Stored data:
— START —
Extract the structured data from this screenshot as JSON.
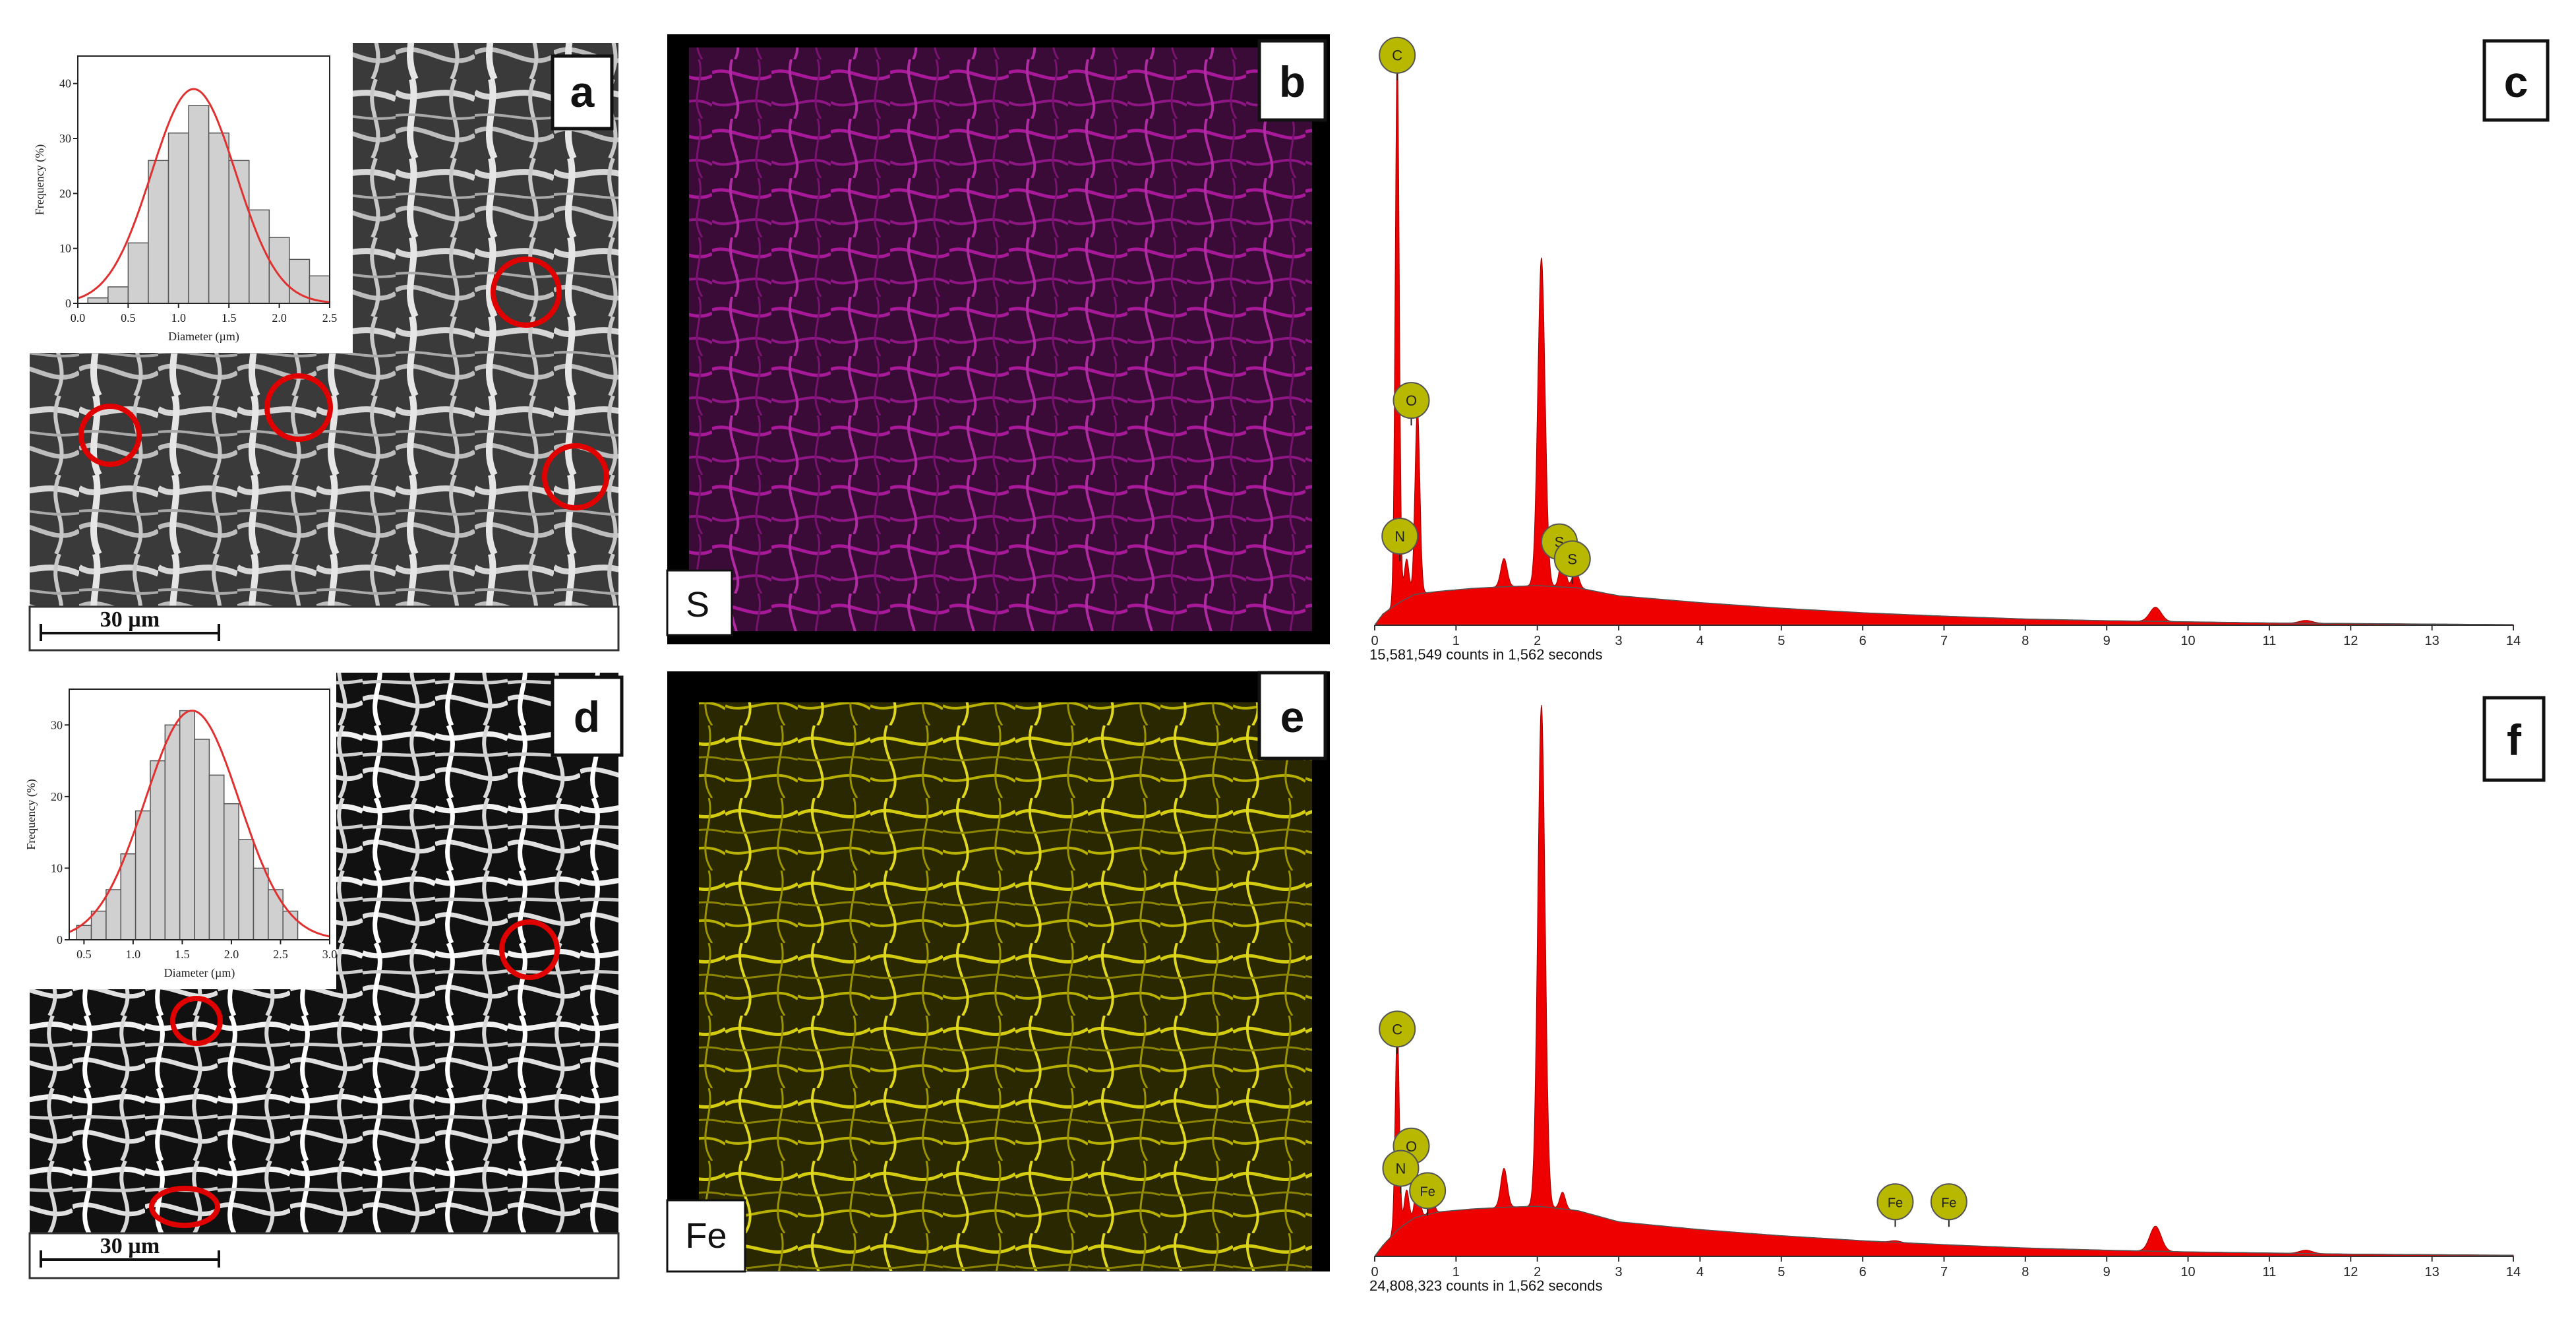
{
  "panels": {
    "a": {
      "label": "a",
      "scale_bar": "30 µm"
    },
    "b": {
      "label": "b",
      "element": "S"
    },
    "c": {
      "label": "c",
      "counts_text": "15,581,549 counts in 1,562 seconds"
    },
    "d": {
      "label": "d",
      "scale_bar": "30 µm"
    },
    "e": {
      "label": "e",
      "element": "Fe"
    },
    "f": {
      "label": "f",
      "counts_text": "24,808,323 counts in 1,562 seconds"
    }
  },
  "colors": {
    "spectrum_fill": "#ee0000",
    "marker_fill": "#b8b800",
    "histogram_bar": "#d0d0d0",
    "fit_curve": "#e03030",
    "highlight_circle": "#e00000",
    "map_S": "#b0189c",
    "map_Fe": "#c8c000"
  },
  "chart_data": [
    {
      "type": "bar",
      "panel": "a-inset",
      "xlabel": "Diameter (µm)",
      "ylabel": "Frequency (%)",
      "xlim": [
        0.0,
        2.5
      ],
      "ylim": [
        0,
        45
      ],
      "xticks": [
        "0.0",
        "0.5",
        "1.0",
        "1.5",
        "2.0",
        "2.5"
      ],
      "yticks": [
        "0",
        "10",
        "20",
        "30",
        "40"
      ],
      "bin_width": 0.2,
      "bin_centers": [
        0.2,
        0.4,
        0.6,
        0.8,
        1.0,
        1.2,
        1.4,
        1.6,
        1.8,
        2.0,
        2.2,
        2.4
      ],
      "values": [
        1,
        3,
        11,
        26,
        31,
        36,
        31,
        26,
        17,
        12,
        8,
        5
      ],
      "fit": {
        "type": "gaussian",
        "mean": 1.15,
        "sd": 0.42,
        "peak": 39
      }
    },
    {
      "type": "bar",
      "panel": "d-inset",
      "xlabel": "Diameter (µm)",
      "ylabel": "Frequency (%)",
      "xlim": [
        0.35,
        3.0
      ],
      "ylim": [
        0,
        35
      ],
      "xticks": [
        "0.5",
        "1.0",
        "1.5",
        "2.0",
        "2.5",
        "3.0"
      ],
      "yticks": [
        "0",
        "10",
        "20",
        "30"
      ],
      "bin_width": 0.15,
      "bin_centers": [
        0.5,
        0.65,
        0.8,
        0.95,
        1.1,
        1.25,
        1.4,
        1.55,
        1.7,
        1.85,
        2.0,
        2.15,
        2.3,
        2.45,
        2.6
      ],
      "values": [
        2,
        4,
        7,
        12,
        18,
        25,
        30,
        32,
        28,
        23,
        19,
        14,
        10,
        7,
        4
      ],
      "fit": {
        "type": "gaussian",
        "mean": 1.6,
        "sd": 0.48,
        "peak": 32
      }
    },
    {
      "type": "area",
      "panel": "c",
      "xlim": [
        0,
        14
      ],
      "xticks": [
        "0",
        "1",
        "2",
        "3",
        "4",
        "5",
        "6",
        "7",
        "8",
        "9",
        "10",
        "11",
        "12",
        "13",
        "14"
      ],
      "ymax_relative": 1.0,
      "background": [
        [
          0.0,
          0.0
        ],
        [
          0.1,
          0.02
        ],
        [
          0.3,
          0.04
        ],
        [
          0.5,
          0.055
        ],
        [
          0.8,
          0.06
        ],
        [
          1.2,
          0.065
        ],
        [
          1.6,
          0.068
        ],
        [
          2.0,
          0.07
        ],
        [
          2.5,
          0.066
        ],
        [
          3.0,
          0.052
        ],
        [
          4.0,
          0.04
        ],
        [
          5.0,
          0.03
        ],
        [
          6.0,
          0.022
        ],
        [
          7.0,
          0.016
        ],
        [
          8.0,
          0.011
        ],
        [
          9.0,
          0.008
        ],
        [
          10.0,
          0.006
        ],
        [
          11.0,
          0.004
        ],
        [
          12.0,
          0.003
        ],
        [
          13.0,
          0.002
        ],
        [
          14.0,
          0.001
        ]
      ],
      "peaks": [
        {
          "x": 0.277,
          "height": 0.97,
          "width": 0.025
        },
        {
          "x": 0.392,
          "height": 0.07,
          "width": 0.03
        },
        {
          "x": 0.525,
          "height": 0.33,
          "width": 0.03
        },
        {
          "x": 1.59,
          "height": 0.05,
          "width": 0.04
        },
        {
          "x": 2.05,
          "height": 0.58,
          "width": 0.045
        },
        {
          "x": 2.31,
          "height": 0.06,
          "width": 0.035
        },
        {
          "x": 2.47,
          "height": 0.03,
          "width": 0.04
        },
        {
          "x": 9.6,
          "height": 0.025,
          "width": 0.07
        },
        {
          "x": 11.45,
          "height": 0.005,
          "width": 0.08
        }
      ],
      "markers": [
        {
          "element": "C",
          "x": 0.277,
          "y": 0.97
        },
        {
          "element": "O",
          "x": 0.45,
          "y": 0.36
        },
        {
          "element": "N",
          "x": 0.31,
          "y": 0.12
        },
        {
          "element": "S",
          "x": 2.27,
          "y": 0.11
        },
        {
          "element": "S",
          "x": 2.43,
          "y": 0.08
        }
      ]
    },
    {
      "type": "area",
      "panel": "f",
      "xlim": [
        0,
        14
      ],
      "xticks": [
        "0",
        "1",
        "2",
        "3",
        "4",
        "5",
        "6",
        "7",
        "8",
        "9",
        "10",
        "11",
        "12",
        "13",
        "14"
      ],
      "ymax_relative": 1.0,
      "background": [
        [
          0.0,
          0.0
        ],
        [
          0.1,
          0.02
        ],
        [
          0.3,
          0.05
        ],
        [
          0.5,
          0.07
        ],
        [
          0.8,
          0.08
        ],
        [
          1.2,
          0.085
        ],
        [
          1.6,
          0.088
        ],
        [
          2.0,
          0.09
        ],
        [
          2.5,
          0.082
        ],
        [
          3.0,
          0.062
        ],
        [
          4.0,
          0.048
        ],
        [
          5.0,
          0.037
        ],
        [
          6.0,
          0.028
        ],
        [
          7.0,
          0.021
        ],
        [
          8.0,
          0.015
        ],
        [
          9.0,
          0.011
        ],
        [
          10.0,
          0.008
        ],
        [
          11.0,
          0.006
        ],
        [
          12.0,
          0.004
        ],
        [
          13.0,
          0.003
        ],
        [
          14.0,
          0.002
        ]
      ],
      "peaks": [
        {
          "x": 0.277,
          "height": 0.37,
          "width": 0.025
        },
        {
          "x": 0.392,
          "height": 0.06,
          "width": 0.03
        },
        {
          "x": 0.525,
          "height": 0.07,
          "width": 0.03
        },
        {
          "x": 0.705,
          "height": 0.03,
          "width": 0.03
        },
        {
          "x": 1.59,
          "height": 0.07,
          "width": 0.04
        },
        {
          "x": 2.05,
          "height": 0.9,
          "width": 0.045
        },
        {
          "x": 2.31,
          "height": 0.03,
          "width": 0.035
        },
        {
          "x": 6.4,
          "height": 0.003,
          "width": 0.06
        },
        {
          "x": 9.6,
          "height": 0.045,
          "width": 0.07
        },
        {
          "x": 11.45,
          "height": 0.006,
          "width": 0.08
        }
      ],
      "markers": [
        {
          "element": "C",
          "x": 0.277,
          "y": 0.37
        },
        {
          "element": "O",
          "x": 0.45,
          "y": 0.16
        },
        {
          "element": "N",
          "x": 0.32,
          "y": 0.12
        },
        {
          "element": "Fe",
          "x": 0.65,
          "y": 0.08
        },
        {
          "element": "Fe",
          "x": 6.4,
          "y": 0.06
        },
        {
          "element": "Fe",
          "x": 7.06,
          "y": 0.06
        }
      ]
    }
  ]
}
— END —
Your goal:
Return all the entries word for word, but omit any pictures they contain.

Solution to this problem:
Extract the structured data from this screenshot as JSON.
{
  "panels": {
    "a": {
      "label": "a",
      "scale_bar": "30 µm"
    },
    "b": {
      "label": "b",
      "element": "S"
    },
    "c": {
      "label": "c",
      "counts_text": "15,581,549 counts in 1,562 seconds"
    },
    "d": {
      "label": "d",
      "scale_bar": "30 µm"
    },
    "e": {
      "label": "e",
      "element": "Fe"
    },
    "f": {
      "label": "f",
      "counts_text": "24,808,323 counts in 1,562 seconds"
    }
  },
  "colors": {
    "spectrum_fill": "#ee0000",
    "marker_fill": "#b8b800",
    "histogram_bar": "#d0d0d0",
    "fit_curve": "#e03030",
    "highlight_circle": "#e00000",
    "map_S": "#b0189c",
    "map_Fe": "#c8c000"
  },
  "chart_data": [
    {
      "type": "bar",
      "panel": "a-inset",
      "xlabel": "Diameter (µm)",
      "ylabel": "Frequency (%)",
      "xlim": [
        0.0,
        2.5
      ],
      "ylim": [
        0,
        45
      ],
      "xticks": [
        "0.0",
        "0.5",
        "1.0",
        "1.5",
        "2.0",
        "2.5"
      ],
      "yticks": [
        "0",
        "10",
        "20",
        "30",
        "40"
      ],
      "bin_width": 0.2,
      "bin_centers": [
        0.2,
        0.4,
        0.6,
        0.8,
        1.0,
        1.2,
        1.4,
        1.6,
        1.8,
        2.0,
        2.2,
        2.4
      ],
      "values": [
        1,
        3,
        11,
        26,
        31,
        36,
        31,
        26,
        17,
        12,
        8,
        5
      ],
      "fit": {
        "type": "gaussian",
        "mean": 1.15,
        "sd": 0.42,
        "peak": 39
      }
    },
    {
      "type": "bar",
      "panel": "d-inset",
      "xlabel": "Diameter (µm)",
      "ylabel": "Frequency (%)",
      "xlim": [
        0.35,
        3.0
      ],
      "ylim": [
        0,
        35
      ],
      "xticks": [
        "0.5",
        "1.0",
        "1.5",
        "2.0",
        "2.5",
        "3.0"
      ],
      "yticks": [
        "0",
        "10",
        "20",
        "30"
      ],
      "bin_width": 0.15,
      "bin_centers": [
        0.5,
        0.65,
        0.8,
        0.95,
        1.1,
        1.25,
        1.4,
        1.55,
        1.7,
        1.85,
        2.0,
        2.15,
        2.3,
        2.45,
        2.6
      ],
      "values": [
        2,
        4,
        7,
        12,
        18,
        25,
        30,
        32,
        28,
        23,
        19,
        14,
        10,
        7,
        4
      ],
      "fit": {
        "type": "gaussian",
        "mean": 1.6,
        "sd": 0.48,
        "peak": 32
      }
    },
    {
      "type": "area",
      "panel": "c",
      "xlim": [
        0,
        14
      ],
      "xticks": [
        "0",
        "1",
        "2",
        "3",
        "4",
        "5",
        "6",
        "7",
        "8",
        "9",
        "10",
        "11",
        "12",
        "13",
        "14"
      ],
      "ymax_relative": 1.0,
      "background": [
        [
          0.0,
          0.0
        ],
        [
          0.1,
          0.02
        ],
        [
          0.3,
          0.04
        ],
        [
          0.5,
          0.055
        ],
        [
          0.8,
          0.06
        ],
        [
          1.2,
          0.065
        ],
        [
          1.6,
          0.068
        ],
        [
          2.0,
          0.07
        ],
        [
          2.5,
          0.066
        ],
        [
          3.0,
          0.052
        ],
        [
          4.0,
          0.04
        ],
        [
          5.0,
          0.03
        ],
        [
          6.0,
          0.022
        ],
        [
          7.0,
          0.016
        ],
        [
          8.0,
          0.011
        ],
        [
          9.0,
          0.008
        ],
        [
          10.0,
          0.006
        ],
        [
          11.0,
          0.004
        ],
        [
          12.0,
          0.003
        ],
        [
          13.0,
          0.002
        ],
        [
          14.0,
          0.001
        ]
      ],
      "peaks": [
        {
          "x": 0.277,
          "height": 0.97,
          "width": 0.025
        },
        {
          "x": 0.392,
          "height": 0.07,
          "width": 0.03
        },
        {
          "x": 0.525,
          "height": 0.33,
          "width": 0.03
        },
        {
          "x": 1.59,
          "height": 0.05,
          "width": 0.04
        },
        {
          "x": 2.05,
          "height": 0.58,
          "width": 0.045
        },
        {
          "x": 2.31,
          "height": 0.06,
          "width": 0.035
        },
        {
          "x": 2.47,
          "height": 0.03,
          "width": 0.04
        },
        {
          "x": 9.6,
          "height": 0.025,
          "width": 0.07
        },
        {
          "x": 11.45,
          "height": 0.005,
          "width": 0.08
        }
      ],
      "markers": [
        {
          "element": "C",
          "x": 0.277,
          "y": 0.97
        },
        {
          "element": "O",
          "x": 0.45,
          "y": 0.36
        },
        {
          "element": "N",
          "x": 0.31,
          "y": 0.12
        },
        {
          "element": "S",
          "x": 2.27,
          "y": 0.11
        },
        {
          "element": "S",
          "x": 2.43,
          "y": 0.08
        }
      ]
    },
    {
      "type": "area",
      "panel": "f",
      "xlim": [
        0,
        14
      ],
      "xticks": [
        "0",
        "1",
        "2",
        "3",
        "4",
        "5",
        "6",
        "7",
        "8",
        "9",
        "10",
        "11",
        "12",
        "13",
        "14"
      ],
      "ymax_relative": 1.0,
      "background": [
        [
          0.0,
          0.0
        ],
        [
          0.1,
          0.02
        ],
        [
          0.3,
          0.05
        ],
        [
          0.5,
          0.07
        ],
        [
          0.8,
          0.08
        ],
        [
          1.2,
          0.085
        ],
        [
          1.6,
          0.088
        ],
        [
          2.0,
          0.09
        ],
        [
          2.5,
          0.082
        ],
        [
          3.0,
          0.062
        ],
        [
          4.0,
          0.048
        ],
        [
          5.0,
          0.037
        ],
        [
          6.0,
          0.028
        ],
        [
          7.0,
          0.021
        ],
        [
          8.0,
          0.015
        ],
        [
          9.0,
          0.011
        ],
        [
          10.0,
          0.008
        ],
        [
          11.0,
          0.006
        ],
        [
          12.0,
          0.004
        ],
        [
          13.0,
          0.003
        ],
        [
          14.0,
          0.002
        ]
      ],
      "peaks": [
        {
          "x": 0.277,
          "height": 0.37,
          "width": 0.025
        },
        {
          "x": 0.392,
          "height": 0.06,
          "width": 0.03
        },
        {
          "x": 0.525,
          "height": 0.07,
          "width": 0.03
        },
        {
          "x": 0.705,
          "height": 0.03,
          "width": 0.03
        },
        {
          "x": 1.59,
          "height": 0.07,
          "width": 0.04
        },
        {
          "x": 2.05,
          "height": 0.9,
          "width": 0.045
        },
        {
          "x": 2.31,
          "height": 0.03,
          "width": 0.035
        },
        {
          "x": 6.4,
          "height": 0.003,
          "width": 0.06
        },
        {
          "x": 9.6,
          "height": 0.045,
          "width": 0.07
        },
        {
          "x": 11.45,
          "height": 0.006,
          "width": 0.08
        }
      ],
      "markers": [
        {
          "element": "C",
          "x": 0.277,
          "y": 0.37
        },
        {
          "element": "O",
          "x": 0.45,
          "y": 0.16
        },
        {
          "element": "N",
          "x": 0.32,
          "y": 0.12
        },
        {
          "element": "Fe",
          "x": 0.65,
          "y": 0.08
        },
        {
          "element": "Fe",
          "x": 6.4,
          "y": 0.06
        },
        {
          "element": "Fe",
          "x": 7.06,
          "y": 0.06
        }
      ]
    }
  ]
}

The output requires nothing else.